Written request:
Reproduce the records word for word, starting at the line that contains "List each element" and ending at the line that contains "text-line: ственный, какъ", both lines included.

Extracted data:
# # # # #
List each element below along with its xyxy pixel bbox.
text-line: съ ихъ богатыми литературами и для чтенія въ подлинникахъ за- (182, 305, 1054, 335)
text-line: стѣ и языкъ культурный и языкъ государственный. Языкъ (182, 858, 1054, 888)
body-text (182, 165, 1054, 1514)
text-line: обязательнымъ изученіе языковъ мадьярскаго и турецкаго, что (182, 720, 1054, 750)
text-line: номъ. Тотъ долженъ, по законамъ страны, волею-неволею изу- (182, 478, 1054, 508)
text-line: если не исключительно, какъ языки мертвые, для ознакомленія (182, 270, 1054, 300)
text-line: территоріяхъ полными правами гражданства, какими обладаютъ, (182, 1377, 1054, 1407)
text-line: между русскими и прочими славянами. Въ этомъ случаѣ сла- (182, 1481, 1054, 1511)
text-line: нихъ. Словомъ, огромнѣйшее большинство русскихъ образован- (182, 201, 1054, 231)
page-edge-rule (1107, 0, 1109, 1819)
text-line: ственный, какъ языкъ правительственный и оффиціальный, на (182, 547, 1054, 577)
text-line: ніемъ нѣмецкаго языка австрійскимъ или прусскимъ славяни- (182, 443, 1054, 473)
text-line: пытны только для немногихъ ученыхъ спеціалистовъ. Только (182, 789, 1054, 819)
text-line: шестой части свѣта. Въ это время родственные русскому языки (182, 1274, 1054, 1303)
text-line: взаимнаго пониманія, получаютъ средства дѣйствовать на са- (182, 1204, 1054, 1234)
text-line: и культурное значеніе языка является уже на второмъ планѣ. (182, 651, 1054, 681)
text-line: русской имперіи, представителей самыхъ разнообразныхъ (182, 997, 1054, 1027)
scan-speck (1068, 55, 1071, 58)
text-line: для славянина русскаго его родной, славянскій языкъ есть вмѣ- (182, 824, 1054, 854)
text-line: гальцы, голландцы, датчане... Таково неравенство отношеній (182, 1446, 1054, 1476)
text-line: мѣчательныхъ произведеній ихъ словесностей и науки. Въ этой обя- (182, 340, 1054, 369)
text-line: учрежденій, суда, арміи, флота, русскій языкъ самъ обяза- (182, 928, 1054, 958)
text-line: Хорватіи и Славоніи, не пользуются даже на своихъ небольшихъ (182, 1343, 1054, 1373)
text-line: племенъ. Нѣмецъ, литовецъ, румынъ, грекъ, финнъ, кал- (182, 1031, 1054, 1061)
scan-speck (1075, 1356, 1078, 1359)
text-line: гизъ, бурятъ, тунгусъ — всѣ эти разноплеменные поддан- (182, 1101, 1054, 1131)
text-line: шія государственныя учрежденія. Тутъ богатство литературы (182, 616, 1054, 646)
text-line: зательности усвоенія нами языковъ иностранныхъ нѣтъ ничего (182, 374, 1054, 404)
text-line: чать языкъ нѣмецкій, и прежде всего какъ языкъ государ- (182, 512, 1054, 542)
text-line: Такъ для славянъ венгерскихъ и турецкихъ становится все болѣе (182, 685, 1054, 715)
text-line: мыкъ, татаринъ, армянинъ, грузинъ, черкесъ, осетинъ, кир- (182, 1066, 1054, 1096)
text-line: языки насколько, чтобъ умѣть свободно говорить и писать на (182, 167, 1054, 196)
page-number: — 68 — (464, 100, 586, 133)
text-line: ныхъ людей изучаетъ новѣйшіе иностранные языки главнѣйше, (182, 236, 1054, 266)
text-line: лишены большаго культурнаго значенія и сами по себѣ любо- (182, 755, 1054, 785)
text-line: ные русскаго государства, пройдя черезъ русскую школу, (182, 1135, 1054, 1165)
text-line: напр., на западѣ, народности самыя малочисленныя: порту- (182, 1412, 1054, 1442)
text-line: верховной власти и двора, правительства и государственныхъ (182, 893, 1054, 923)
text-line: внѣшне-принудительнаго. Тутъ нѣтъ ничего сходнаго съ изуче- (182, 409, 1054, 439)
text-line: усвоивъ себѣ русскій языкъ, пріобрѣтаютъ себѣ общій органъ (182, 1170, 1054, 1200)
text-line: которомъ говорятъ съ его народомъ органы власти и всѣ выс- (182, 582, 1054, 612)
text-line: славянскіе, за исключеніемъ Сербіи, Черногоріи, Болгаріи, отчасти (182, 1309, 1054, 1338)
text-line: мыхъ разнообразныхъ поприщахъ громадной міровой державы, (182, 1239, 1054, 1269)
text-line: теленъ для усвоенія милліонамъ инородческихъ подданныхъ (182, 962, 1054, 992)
# # # # #
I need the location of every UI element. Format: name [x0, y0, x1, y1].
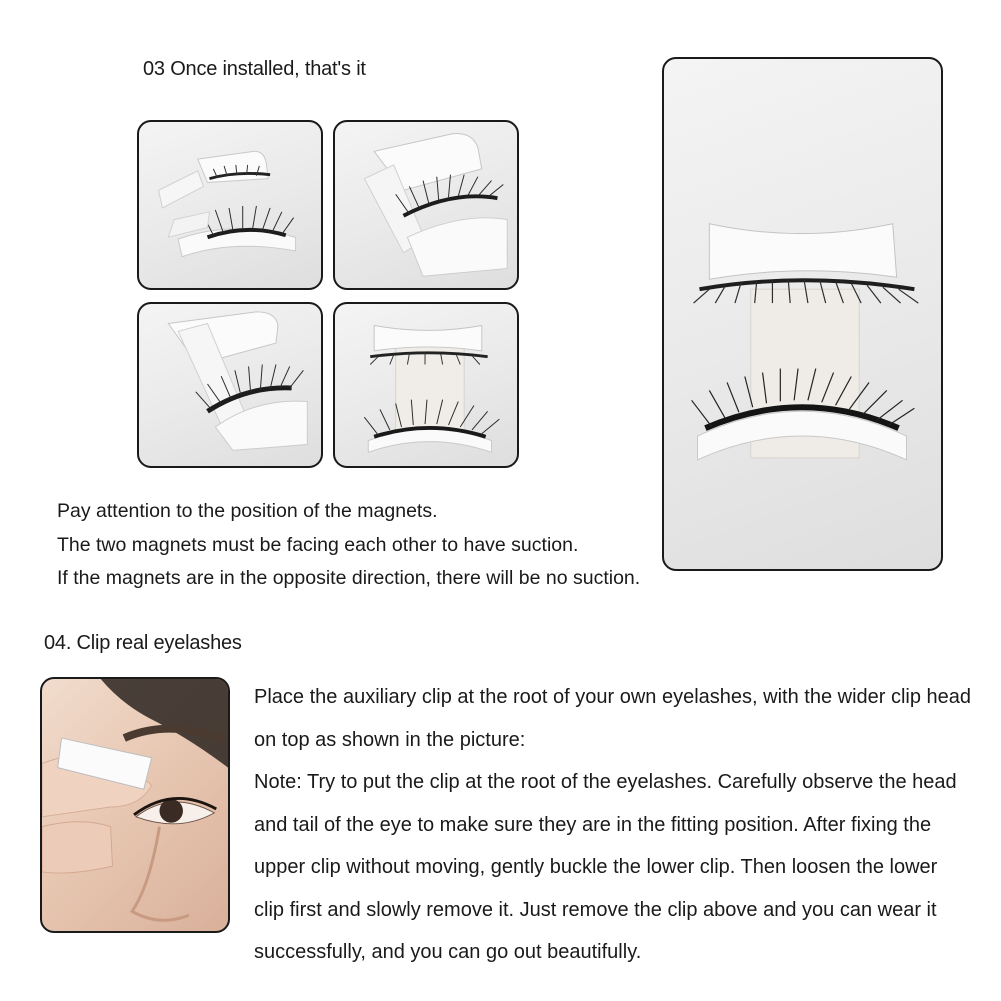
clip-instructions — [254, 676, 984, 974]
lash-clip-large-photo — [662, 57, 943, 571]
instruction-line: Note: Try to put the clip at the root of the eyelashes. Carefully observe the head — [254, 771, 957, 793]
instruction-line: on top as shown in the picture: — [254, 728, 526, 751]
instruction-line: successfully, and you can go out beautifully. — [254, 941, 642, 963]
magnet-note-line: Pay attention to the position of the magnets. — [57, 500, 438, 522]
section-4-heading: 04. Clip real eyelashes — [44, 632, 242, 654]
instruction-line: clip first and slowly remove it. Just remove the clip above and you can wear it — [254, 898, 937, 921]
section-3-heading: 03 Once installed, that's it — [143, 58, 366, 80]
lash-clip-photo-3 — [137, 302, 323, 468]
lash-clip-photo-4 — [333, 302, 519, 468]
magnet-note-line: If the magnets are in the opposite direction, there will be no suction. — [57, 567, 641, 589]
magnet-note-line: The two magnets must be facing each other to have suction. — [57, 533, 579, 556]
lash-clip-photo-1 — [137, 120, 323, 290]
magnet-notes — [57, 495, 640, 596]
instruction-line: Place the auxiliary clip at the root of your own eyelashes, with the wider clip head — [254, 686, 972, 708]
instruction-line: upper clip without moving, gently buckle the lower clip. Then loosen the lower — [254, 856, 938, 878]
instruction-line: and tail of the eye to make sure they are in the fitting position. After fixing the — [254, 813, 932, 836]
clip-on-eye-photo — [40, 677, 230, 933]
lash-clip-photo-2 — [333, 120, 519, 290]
# # # # #
Result for this exercise:
List each element below along with its xyxy pixel bbox.
text-line: съ ихъ богатыми литературами и для чтенія въ подлинникахъ за- (182, 305, 1054, 335)
text-line: стѣ и языкъ культурный и языкъ государственный. Языкъ (182, 858, 1054, 888)
body-text (182, 165, 1054, 1514)
text-line: обязательнымъ изученіе языковъ мадьярскаго и турецкаго, что (182, 720, 1054, 750)
text-line: номъ. Тотъ долженъ, по законамъ страны, волею-неволею изу- (182, 478, 1054, 508)
text-line: если не исключительно, какъ языки мертвые, для ознакомленія (182, 270, 1054, 300)
text-line: территоріяхъ полными правами гражданства, какими обладаютъ, (182, 1377, 1054, 1407)
text-line: между русскими и прочими славянами. Въ этомъ случаѣ сла- (182, 1481, 1054, 1511)
text-line: нихъ. Словомъ, огромнѣйшее большинство русскихъ образован- (182, 201, 1054, 231)
page-edge-rule (1107, 0, 1109, 1819)
text-line: ственный, какъ языкъ правительственный и оффиціальный, на (182, 547, 1054, 577)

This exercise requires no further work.